• EXERCISE DIRECTIONS
Answer with a single number: the count of lines that include the string "espera".

• SUPPLIED DATA
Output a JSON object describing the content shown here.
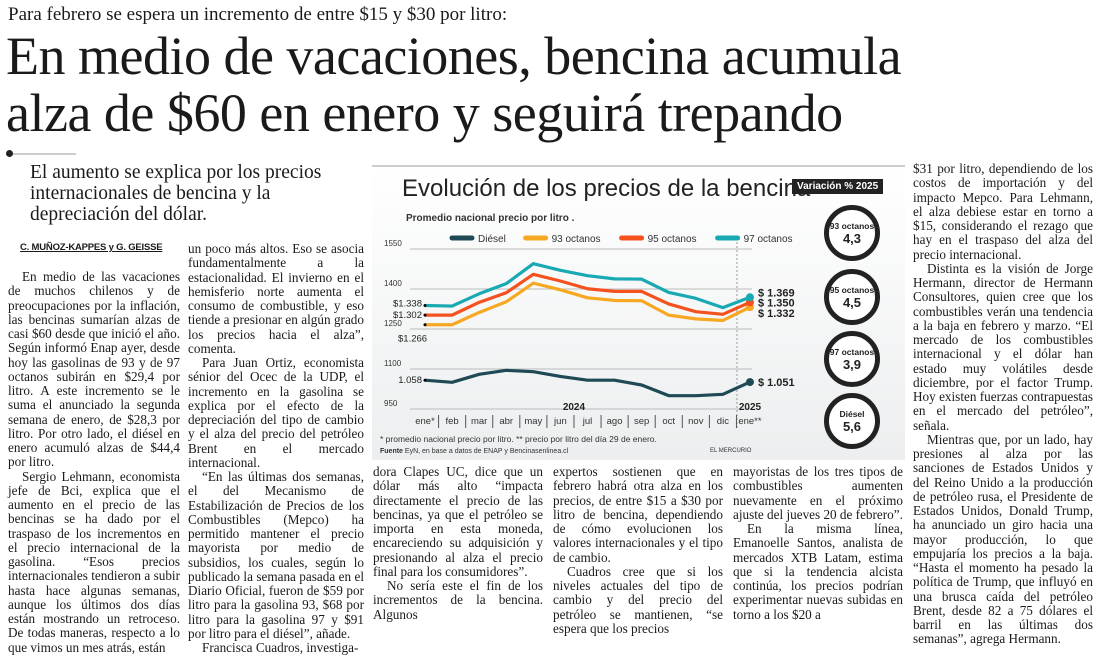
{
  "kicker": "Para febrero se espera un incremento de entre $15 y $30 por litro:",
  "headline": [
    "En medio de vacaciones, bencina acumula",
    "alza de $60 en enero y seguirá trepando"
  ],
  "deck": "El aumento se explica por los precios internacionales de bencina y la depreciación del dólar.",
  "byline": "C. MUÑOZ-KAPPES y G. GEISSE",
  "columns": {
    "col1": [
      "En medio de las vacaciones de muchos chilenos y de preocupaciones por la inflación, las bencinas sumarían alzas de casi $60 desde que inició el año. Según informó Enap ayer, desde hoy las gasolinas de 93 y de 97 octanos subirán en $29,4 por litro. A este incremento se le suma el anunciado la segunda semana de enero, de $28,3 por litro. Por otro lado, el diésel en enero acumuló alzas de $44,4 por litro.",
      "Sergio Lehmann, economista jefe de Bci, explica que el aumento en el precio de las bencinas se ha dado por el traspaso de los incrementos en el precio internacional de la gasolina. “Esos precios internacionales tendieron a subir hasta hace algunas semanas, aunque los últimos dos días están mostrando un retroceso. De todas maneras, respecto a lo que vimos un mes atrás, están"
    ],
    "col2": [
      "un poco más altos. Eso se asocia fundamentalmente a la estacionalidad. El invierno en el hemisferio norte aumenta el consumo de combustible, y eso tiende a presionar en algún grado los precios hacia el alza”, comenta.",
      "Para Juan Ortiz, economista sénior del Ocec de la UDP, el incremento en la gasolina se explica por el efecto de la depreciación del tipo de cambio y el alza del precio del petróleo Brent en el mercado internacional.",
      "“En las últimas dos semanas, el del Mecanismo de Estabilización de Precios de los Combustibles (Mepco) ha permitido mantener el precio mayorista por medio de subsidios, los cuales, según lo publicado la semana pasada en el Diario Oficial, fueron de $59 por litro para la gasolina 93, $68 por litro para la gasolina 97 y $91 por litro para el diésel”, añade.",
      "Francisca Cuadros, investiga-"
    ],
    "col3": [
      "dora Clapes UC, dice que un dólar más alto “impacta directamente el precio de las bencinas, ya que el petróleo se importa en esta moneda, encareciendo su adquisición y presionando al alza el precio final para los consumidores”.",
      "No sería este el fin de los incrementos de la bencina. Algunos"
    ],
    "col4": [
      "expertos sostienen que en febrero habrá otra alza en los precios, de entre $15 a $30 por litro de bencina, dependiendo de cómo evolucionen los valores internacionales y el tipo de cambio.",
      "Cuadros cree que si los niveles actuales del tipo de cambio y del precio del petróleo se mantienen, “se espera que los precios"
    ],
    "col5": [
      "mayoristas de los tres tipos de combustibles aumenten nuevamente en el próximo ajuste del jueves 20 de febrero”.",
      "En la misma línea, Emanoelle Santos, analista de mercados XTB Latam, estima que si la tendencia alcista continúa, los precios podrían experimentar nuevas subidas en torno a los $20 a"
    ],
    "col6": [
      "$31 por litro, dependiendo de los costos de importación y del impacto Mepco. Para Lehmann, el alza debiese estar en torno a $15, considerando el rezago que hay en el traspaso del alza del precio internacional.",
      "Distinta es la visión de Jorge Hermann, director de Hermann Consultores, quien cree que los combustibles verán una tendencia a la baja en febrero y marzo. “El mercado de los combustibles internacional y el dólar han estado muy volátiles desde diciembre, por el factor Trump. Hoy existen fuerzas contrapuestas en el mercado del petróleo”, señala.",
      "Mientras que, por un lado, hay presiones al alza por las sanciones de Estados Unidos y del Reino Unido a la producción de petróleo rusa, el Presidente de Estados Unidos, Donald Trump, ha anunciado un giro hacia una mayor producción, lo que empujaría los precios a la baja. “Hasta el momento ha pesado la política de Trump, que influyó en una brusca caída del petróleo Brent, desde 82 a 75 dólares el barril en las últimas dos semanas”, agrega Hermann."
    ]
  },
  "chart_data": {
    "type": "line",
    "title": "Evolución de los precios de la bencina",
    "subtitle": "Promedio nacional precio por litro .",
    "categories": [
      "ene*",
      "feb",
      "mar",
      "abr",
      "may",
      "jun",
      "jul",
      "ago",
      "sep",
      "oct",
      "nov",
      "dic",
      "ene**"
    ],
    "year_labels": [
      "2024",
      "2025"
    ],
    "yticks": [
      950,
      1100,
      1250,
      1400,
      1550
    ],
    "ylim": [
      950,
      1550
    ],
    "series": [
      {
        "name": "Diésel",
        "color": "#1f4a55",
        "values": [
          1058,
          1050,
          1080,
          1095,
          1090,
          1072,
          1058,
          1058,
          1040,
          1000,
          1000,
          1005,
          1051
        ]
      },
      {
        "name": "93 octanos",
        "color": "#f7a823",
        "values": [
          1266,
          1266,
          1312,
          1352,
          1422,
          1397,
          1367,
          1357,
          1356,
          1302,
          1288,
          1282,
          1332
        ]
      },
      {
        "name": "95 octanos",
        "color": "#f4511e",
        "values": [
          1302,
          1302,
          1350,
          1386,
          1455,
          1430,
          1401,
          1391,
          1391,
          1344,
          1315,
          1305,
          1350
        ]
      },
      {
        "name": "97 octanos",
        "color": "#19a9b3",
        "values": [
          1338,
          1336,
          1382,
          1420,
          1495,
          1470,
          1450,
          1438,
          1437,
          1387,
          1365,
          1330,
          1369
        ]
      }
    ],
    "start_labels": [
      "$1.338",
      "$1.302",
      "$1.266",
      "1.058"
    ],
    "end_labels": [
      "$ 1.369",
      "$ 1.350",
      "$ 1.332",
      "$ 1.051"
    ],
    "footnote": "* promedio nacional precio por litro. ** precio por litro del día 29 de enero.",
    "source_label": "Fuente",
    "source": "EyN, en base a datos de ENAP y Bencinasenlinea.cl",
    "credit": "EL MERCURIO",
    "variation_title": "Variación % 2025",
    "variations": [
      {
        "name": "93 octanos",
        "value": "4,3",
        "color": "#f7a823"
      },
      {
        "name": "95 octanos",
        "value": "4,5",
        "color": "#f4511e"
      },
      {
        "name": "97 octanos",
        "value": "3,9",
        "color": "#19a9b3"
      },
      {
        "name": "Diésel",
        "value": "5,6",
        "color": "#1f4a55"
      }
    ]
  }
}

• WRITTEN SOLUTION
2